*Exercise objective:*
Count the lines in the records below that contain the word "redistributiva", and reply with only that number.

*Extracted data:*
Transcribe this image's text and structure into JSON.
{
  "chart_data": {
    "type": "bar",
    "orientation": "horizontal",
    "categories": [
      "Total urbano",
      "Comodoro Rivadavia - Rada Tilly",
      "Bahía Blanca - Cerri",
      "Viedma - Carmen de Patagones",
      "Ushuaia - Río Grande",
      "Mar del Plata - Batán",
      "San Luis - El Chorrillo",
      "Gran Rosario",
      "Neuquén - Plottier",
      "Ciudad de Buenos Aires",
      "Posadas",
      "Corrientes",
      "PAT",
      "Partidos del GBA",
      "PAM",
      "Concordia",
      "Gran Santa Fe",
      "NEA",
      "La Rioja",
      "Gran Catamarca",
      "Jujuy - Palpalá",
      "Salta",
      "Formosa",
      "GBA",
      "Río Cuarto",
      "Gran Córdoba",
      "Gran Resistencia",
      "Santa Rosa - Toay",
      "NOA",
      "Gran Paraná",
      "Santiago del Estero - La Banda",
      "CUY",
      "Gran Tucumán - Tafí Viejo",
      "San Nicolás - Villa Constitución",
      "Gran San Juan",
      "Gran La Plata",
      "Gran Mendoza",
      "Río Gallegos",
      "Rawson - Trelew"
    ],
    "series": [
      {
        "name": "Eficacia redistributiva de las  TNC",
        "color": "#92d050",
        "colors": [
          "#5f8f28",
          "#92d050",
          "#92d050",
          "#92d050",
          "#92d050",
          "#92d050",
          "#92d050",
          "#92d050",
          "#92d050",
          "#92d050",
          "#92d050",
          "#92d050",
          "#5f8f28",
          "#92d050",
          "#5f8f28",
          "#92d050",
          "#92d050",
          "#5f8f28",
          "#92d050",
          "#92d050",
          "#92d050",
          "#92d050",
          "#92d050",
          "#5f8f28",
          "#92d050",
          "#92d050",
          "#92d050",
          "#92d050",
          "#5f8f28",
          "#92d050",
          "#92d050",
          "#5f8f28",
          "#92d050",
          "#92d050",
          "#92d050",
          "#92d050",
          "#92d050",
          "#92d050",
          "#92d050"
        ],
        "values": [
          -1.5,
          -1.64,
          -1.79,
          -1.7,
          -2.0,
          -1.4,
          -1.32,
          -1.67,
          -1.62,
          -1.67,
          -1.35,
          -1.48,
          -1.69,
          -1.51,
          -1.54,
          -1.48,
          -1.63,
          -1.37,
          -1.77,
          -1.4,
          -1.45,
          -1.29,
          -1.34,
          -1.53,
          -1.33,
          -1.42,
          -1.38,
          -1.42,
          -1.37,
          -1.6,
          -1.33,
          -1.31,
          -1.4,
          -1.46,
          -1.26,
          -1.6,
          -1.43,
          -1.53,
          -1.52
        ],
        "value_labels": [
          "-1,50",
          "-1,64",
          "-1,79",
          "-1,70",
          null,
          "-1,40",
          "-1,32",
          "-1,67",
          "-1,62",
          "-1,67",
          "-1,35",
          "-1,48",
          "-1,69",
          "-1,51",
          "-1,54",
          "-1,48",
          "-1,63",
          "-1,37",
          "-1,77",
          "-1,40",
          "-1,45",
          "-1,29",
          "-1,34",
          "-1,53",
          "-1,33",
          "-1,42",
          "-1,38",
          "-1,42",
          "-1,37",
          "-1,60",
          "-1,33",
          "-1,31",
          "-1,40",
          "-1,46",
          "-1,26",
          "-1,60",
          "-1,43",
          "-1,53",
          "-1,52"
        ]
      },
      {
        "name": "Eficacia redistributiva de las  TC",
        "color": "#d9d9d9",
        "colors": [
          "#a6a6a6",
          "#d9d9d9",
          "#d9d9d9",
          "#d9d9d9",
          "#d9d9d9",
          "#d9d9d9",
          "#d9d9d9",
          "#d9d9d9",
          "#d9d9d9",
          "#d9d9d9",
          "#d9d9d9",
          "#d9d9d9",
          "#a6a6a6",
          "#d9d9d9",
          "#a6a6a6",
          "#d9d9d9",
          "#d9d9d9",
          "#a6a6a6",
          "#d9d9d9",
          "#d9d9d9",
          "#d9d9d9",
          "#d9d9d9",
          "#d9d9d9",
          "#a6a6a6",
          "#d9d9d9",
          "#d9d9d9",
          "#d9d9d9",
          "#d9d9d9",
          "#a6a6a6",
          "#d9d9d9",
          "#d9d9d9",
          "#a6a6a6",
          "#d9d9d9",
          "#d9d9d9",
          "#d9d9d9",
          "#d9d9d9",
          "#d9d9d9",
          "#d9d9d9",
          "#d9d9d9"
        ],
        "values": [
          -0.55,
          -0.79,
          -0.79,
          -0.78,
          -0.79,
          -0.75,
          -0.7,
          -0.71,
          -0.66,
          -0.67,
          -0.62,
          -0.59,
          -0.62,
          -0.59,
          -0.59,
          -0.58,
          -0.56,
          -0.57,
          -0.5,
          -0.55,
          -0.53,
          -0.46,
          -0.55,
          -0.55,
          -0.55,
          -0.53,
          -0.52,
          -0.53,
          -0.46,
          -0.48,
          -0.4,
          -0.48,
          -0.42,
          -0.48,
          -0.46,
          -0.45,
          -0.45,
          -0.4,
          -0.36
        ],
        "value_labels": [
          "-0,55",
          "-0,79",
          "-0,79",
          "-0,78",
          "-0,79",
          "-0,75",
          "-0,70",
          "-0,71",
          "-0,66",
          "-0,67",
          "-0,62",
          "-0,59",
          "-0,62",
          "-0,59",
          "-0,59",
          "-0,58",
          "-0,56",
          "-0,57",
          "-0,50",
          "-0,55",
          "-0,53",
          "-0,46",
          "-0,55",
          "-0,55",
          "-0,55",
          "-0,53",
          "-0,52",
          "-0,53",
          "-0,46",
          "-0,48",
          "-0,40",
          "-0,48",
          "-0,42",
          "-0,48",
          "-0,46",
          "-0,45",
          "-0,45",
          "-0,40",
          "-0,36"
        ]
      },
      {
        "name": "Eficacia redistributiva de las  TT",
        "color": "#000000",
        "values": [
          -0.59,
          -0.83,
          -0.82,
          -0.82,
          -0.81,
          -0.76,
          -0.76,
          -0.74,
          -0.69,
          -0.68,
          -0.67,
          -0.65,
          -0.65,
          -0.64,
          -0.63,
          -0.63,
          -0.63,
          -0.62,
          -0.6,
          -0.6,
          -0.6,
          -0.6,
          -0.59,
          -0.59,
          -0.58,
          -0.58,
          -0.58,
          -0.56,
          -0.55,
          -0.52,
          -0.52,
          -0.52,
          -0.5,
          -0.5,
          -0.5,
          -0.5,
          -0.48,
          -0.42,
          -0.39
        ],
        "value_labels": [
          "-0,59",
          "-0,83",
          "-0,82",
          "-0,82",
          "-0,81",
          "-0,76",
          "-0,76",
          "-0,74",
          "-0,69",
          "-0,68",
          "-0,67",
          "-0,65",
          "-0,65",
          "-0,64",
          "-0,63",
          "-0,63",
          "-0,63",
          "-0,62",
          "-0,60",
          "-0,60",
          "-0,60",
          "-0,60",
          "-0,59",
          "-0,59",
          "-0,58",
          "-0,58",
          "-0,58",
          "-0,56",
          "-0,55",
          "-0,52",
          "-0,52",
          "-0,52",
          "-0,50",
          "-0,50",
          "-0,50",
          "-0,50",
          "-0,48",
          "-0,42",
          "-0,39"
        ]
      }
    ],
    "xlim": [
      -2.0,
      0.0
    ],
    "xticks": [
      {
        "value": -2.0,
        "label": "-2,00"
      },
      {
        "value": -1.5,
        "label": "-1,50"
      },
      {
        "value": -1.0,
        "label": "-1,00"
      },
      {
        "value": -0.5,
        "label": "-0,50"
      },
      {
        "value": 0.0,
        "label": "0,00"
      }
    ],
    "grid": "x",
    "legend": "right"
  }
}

*The answer:*
3